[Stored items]
_ _ _ _
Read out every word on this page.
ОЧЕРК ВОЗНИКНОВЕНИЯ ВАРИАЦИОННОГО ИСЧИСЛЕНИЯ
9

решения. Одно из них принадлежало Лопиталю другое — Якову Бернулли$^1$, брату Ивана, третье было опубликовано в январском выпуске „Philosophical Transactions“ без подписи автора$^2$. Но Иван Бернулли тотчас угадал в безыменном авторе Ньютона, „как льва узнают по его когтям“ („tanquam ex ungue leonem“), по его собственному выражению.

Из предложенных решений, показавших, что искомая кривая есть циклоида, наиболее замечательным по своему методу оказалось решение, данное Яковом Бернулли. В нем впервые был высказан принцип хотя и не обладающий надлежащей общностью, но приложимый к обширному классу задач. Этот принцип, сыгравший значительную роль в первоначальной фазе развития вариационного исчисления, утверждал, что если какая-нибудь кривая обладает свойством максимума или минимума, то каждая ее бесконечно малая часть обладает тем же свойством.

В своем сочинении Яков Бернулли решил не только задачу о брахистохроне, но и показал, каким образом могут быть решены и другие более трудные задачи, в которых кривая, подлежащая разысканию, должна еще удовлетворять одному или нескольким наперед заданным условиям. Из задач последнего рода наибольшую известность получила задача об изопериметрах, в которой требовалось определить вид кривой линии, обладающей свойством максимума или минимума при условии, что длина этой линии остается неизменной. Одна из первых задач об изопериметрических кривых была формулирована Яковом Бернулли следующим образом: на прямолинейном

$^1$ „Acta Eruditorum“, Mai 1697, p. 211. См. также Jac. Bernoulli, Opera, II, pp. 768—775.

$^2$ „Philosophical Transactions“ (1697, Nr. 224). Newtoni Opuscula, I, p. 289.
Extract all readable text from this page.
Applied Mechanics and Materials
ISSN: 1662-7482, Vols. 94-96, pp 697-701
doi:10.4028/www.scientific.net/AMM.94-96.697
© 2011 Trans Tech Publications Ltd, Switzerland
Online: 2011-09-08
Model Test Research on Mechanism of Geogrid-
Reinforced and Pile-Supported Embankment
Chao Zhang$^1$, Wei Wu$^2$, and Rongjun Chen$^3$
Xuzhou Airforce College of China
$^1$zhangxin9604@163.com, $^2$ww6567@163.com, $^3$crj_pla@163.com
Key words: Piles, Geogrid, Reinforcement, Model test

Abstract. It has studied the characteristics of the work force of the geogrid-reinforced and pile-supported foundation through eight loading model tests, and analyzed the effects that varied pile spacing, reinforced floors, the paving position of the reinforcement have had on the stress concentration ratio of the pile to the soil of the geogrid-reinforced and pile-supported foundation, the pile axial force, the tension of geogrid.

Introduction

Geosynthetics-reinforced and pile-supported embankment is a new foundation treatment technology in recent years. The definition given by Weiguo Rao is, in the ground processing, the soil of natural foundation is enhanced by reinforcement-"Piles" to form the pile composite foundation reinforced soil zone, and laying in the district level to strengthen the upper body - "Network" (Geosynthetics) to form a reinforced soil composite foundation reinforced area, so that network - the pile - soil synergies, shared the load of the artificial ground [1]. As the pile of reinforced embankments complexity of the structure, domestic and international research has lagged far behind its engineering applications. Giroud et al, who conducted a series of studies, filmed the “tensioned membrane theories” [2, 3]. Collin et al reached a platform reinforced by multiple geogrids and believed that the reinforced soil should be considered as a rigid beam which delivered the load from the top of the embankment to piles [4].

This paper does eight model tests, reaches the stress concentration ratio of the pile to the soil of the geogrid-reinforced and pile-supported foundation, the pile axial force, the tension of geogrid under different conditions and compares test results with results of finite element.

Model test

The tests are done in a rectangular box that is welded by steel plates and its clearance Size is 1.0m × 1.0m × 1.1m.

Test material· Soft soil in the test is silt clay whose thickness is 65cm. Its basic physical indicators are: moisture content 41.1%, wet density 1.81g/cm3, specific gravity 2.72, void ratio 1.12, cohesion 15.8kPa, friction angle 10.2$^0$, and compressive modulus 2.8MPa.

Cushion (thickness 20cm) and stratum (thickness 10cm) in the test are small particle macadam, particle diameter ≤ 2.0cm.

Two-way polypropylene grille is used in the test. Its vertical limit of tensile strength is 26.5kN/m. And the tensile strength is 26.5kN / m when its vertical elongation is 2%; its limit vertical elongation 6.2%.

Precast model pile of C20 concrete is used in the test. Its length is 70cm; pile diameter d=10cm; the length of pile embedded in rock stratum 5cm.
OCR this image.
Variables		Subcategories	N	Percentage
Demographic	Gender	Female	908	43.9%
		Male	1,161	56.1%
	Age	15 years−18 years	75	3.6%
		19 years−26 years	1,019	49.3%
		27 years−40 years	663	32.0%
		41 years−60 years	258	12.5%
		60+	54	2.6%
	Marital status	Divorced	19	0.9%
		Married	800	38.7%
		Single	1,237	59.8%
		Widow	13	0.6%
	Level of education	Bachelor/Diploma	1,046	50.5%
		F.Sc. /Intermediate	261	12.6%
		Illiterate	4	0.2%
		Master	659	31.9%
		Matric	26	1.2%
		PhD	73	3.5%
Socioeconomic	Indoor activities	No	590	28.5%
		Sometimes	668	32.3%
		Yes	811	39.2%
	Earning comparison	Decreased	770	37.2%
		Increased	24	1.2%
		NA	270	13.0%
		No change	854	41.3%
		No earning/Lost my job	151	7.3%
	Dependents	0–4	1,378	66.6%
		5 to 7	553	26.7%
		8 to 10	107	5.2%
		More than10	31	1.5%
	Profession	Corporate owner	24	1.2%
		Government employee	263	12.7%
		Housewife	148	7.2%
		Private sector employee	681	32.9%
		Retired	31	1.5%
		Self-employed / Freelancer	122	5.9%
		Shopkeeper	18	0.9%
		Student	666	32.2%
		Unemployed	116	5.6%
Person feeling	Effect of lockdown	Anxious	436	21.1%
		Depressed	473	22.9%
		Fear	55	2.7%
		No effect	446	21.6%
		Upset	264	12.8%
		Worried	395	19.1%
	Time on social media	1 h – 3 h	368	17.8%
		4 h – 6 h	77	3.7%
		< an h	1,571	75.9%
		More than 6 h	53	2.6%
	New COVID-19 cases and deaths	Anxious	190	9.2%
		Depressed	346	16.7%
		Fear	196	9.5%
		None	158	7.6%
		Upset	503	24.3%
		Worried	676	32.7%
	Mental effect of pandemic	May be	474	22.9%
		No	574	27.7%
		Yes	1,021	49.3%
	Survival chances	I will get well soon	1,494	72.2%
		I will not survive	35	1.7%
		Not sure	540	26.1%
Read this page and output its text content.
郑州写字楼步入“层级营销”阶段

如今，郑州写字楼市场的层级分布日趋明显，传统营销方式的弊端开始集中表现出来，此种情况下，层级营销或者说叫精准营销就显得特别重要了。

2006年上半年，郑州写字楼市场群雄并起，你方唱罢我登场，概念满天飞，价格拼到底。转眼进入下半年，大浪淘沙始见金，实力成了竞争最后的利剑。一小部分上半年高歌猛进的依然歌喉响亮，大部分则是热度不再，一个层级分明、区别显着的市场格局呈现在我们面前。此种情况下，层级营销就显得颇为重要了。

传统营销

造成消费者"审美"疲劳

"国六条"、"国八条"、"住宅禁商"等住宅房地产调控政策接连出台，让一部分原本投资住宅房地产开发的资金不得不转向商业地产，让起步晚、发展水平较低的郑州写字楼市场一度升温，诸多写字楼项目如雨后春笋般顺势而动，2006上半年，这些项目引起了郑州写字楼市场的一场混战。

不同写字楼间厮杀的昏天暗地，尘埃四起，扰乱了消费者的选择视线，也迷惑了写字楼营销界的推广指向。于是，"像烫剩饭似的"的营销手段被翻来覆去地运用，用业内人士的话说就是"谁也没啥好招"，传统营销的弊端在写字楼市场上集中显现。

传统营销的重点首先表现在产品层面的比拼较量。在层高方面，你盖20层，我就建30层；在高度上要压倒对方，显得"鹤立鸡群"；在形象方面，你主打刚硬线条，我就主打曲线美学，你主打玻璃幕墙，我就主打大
_ _ _ _
Report how many lines contain "Depressed". Give nothing but the number.

**Task solution**
2